▸ TASK DETAILS:
Copy the entries from the line with "Annotate this image: element" up to and including the line with "- time-label: 10 Jan", swapping "candle-body" for "candle" everywhere and changing nothing else. Leave out the pictures.

Begin DATA SHOWN

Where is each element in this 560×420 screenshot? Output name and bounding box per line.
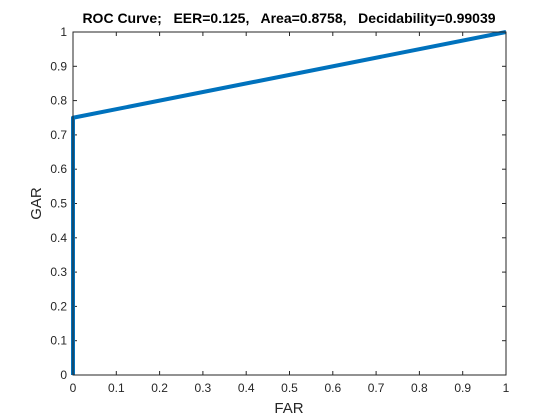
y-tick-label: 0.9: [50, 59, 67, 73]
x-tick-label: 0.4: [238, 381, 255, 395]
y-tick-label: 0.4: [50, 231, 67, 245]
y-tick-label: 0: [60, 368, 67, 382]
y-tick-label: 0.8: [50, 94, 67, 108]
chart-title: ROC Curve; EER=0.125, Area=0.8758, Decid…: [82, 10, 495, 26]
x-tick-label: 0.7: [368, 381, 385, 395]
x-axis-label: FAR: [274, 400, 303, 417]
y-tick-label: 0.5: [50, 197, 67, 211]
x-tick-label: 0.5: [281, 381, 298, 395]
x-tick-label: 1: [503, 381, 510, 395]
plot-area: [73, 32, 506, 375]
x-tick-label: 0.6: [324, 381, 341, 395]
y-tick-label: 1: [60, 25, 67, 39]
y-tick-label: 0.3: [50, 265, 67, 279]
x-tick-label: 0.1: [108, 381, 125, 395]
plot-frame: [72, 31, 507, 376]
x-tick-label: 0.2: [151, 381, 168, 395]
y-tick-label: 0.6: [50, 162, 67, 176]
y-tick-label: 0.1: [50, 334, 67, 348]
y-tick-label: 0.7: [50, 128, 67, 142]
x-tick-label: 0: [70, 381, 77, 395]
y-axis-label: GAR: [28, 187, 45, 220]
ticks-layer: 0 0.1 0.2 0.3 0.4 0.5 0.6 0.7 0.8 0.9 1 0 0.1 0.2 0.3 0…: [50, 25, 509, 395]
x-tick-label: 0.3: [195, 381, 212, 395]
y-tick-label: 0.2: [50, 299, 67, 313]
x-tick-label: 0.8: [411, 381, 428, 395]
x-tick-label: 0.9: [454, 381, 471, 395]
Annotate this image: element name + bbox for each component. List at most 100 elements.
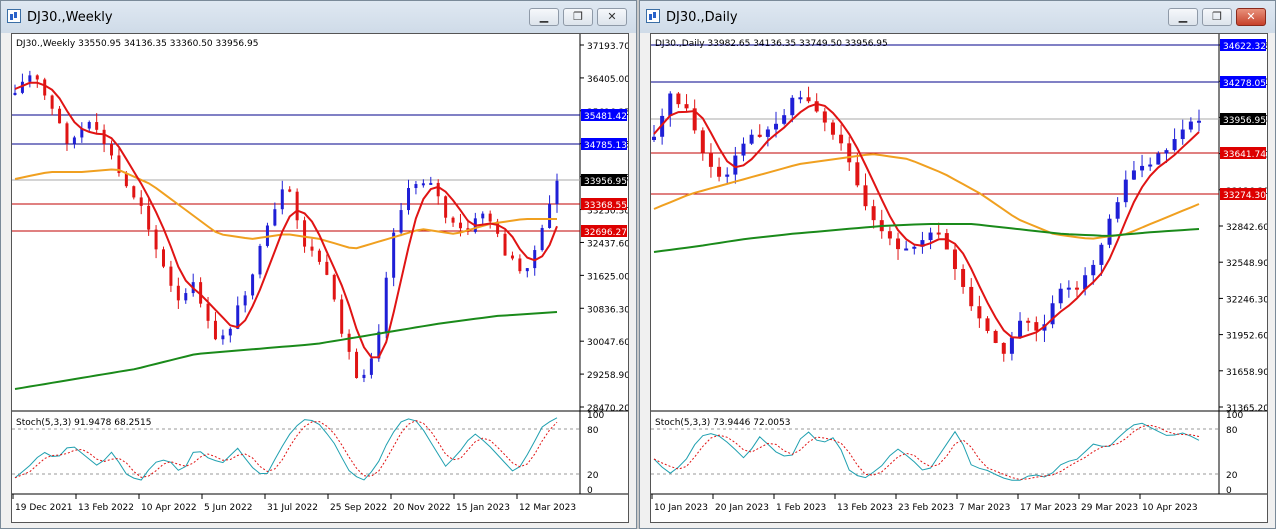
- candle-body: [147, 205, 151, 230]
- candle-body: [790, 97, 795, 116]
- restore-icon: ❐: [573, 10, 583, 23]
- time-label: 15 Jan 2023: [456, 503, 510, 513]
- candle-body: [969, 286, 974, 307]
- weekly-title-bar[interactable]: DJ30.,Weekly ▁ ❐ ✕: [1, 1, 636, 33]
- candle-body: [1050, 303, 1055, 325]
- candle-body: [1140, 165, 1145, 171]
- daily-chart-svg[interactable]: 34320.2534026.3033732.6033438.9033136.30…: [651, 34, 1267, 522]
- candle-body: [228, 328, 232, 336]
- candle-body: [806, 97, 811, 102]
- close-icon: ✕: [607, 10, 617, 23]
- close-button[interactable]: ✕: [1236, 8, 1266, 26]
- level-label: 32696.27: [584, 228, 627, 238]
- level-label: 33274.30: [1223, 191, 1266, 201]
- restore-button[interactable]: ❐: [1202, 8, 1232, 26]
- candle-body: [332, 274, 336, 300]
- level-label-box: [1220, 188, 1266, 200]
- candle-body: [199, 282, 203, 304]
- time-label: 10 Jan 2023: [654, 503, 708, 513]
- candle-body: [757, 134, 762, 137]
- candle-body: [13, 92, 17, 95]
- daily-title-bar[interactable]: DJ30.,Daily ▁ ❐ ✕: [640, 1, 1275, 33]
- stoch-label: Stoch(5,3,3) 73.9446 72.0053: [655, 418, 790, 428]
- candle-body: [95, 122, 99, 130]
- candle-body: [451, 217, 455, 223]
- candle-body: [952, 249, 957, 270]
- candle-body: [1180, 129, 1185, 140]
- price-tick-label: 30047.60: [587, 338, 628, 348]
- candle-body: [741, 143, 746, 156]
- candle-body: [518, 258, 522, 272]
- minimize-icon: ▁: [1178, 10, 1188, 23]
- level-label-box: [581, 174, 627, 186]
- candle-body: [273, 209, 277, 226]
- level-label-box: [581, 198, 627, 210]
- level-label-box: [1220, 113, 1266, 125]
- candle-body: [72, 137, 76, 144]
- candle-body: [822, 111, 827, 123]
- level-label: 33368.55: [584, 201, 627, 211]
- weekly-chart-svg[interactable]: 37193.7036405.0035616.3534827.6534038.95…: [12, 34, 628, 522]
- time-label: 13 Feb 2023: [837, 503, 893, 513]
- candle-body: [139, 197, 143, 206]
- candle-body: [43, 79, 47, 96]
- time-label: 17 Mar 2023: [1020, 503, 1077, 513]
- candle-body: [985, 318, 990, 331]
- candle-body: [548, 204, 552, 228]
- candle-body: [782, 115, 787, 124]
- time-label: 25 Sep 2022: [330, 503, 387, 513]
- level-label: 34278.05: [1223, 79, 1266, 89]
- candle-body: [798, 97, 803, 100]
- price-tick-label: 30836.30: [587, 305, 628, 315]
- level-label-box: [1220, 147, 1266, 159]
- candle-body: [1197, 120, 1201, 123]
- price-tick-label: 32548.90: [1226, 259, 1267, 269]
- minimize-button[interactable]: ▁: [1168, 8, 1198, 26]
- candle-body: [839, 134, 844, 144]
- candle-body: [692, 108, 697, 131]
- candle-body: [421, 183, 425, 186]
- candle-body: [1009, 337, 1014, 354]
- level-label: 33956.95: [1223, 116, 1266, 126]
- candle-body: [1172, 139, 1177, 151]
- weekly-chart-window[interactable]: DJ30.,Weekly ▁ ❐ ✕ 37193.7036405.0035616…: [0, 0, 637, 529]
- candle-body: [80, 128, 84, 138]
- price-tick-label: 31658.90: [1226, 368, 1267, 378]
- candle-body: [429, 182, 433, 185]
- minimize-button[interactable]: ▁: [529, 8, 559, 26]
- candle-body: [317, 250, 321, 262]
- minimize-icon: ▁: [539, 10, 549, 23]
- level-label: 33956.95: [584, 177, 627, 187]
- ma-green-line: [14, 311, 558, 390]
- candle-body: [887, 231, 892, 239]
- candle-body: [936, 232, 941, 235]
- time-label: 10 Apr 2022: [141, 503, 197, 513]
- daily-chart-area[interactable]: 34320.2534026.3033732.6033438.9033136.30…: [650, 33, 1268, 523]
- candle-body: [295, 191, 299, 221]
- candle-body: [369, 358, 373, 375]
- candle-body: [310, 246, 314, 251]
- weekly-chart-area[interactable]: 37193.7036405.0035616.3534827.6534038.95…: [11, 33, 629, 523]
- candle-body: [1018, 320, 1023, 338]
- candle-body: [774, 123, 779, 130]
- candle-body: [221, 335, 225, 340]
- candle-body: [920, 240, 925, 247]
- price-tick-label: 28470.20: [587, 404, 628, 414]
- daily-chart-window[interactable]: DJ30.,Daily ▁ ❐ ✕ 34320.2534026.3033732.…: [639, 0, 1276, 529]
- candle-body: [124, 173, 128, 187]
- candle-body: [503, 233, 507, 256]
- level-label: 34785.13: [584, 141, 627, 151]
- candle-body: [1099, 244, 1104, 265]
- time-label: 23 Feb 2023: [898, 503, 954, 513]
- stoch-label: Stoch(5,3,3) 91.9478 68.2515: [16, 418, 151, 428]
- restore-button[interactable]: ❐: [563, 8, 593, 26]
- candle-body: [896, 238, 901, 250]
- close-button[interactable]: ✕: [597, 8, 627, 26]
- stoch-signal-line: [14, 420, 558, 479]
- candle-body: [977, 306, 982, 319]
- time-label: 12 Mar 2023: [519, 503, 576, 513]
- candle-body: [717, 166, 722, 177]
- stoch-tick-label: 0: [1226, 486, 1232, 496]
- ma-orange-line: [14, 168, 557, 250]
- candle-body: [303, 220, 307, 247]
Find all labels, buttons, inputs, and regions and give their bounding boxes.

End DATA SHOWN
Begin DATA SHOWN

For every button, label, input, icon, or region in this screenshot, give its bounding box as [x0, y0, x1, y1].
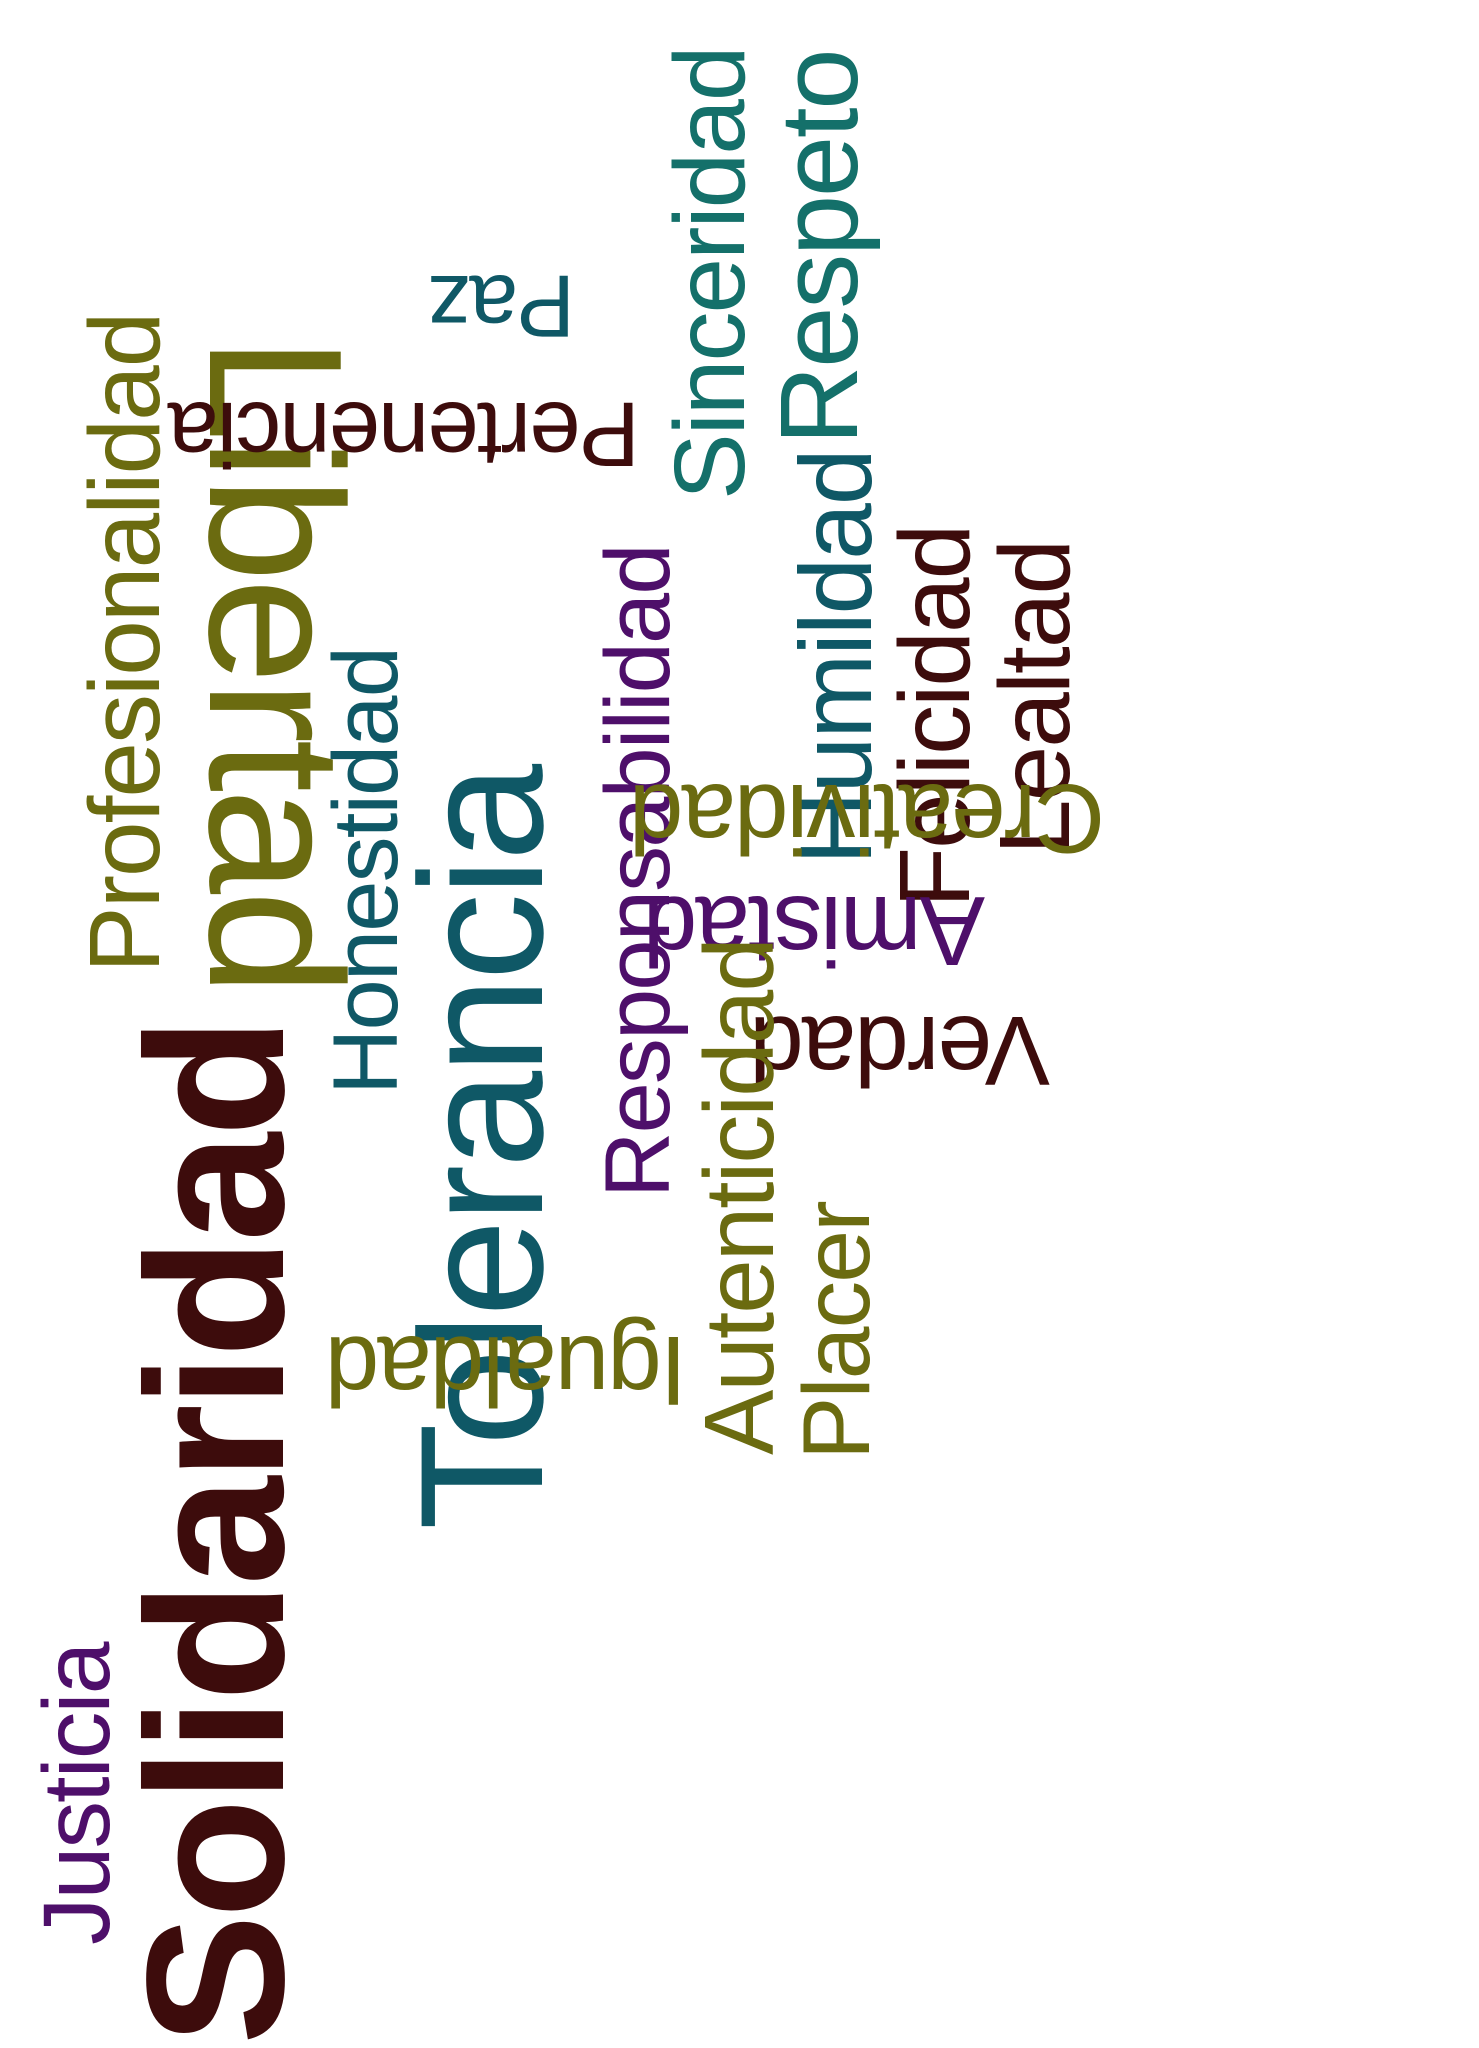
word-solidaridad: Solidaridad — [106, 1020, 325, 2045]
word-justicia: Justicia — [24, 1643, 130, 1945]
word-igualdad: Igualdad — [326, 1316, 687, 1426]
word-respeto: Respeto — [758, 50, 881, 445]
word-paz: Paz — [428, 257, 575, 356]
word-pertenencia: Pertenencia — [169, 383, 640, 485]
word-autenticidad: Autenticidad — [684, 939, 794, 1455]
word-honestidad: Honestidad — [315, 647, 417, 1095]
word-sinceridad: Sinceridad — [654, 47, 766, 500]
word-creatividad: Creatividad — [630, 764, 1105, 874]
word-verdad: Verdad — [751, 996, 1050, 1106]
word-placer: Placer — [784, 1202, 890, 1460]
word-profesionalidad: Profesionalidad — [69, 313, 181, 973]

End DATA SHOWN

▸ OUTPUT BELOW:
Annotate this image: element name + bbox for each component. List at most 100 elements.
- candle: [147, 205, 151, 230]
- candle: [790, 97, 795, 116]
- restore-icon: ❐: [573, 10, 583, 23]
- time-label: 15 Jan 2023: [456, 503, 510, 513]
- candle: [969, 286, 974, 307]
- weekly-title-bar[interactable]: DJ30.,Weekly ▁ ❐ ✕: [1, 1, 636, 33]
- candle: [1050, 303, 1055, 325]
- candle: [1140, 165, 1145, 171]
- daily-chart-svg[interactable]: 34320.2534026.3033732.6033438.9033136.30…: [651, 34, 1267, 522]
- candle: [228, 328, 232, 336]
- candle: [806, 97, 811, 102]
- close-icon: ✕: [607, 10, 617, 23]
- close-button[interactable]: ✕: [1236, 8, 1266, 26]
- level-label: 32696.27: [584, 228, 627, 238]
- level-label: 33274.30: [1223, 191, 1266, 201]
- restore-button[interactable]: ❐: [1202, 8, 1232, 26]
- candle: [332, 274, 336, 300]
- level-label-box: [1220, 188, 1266, 200]
- candle: [199, 282, 203, 304]
- time-label: 10 Jan 2023: [654, 503, 708, 513]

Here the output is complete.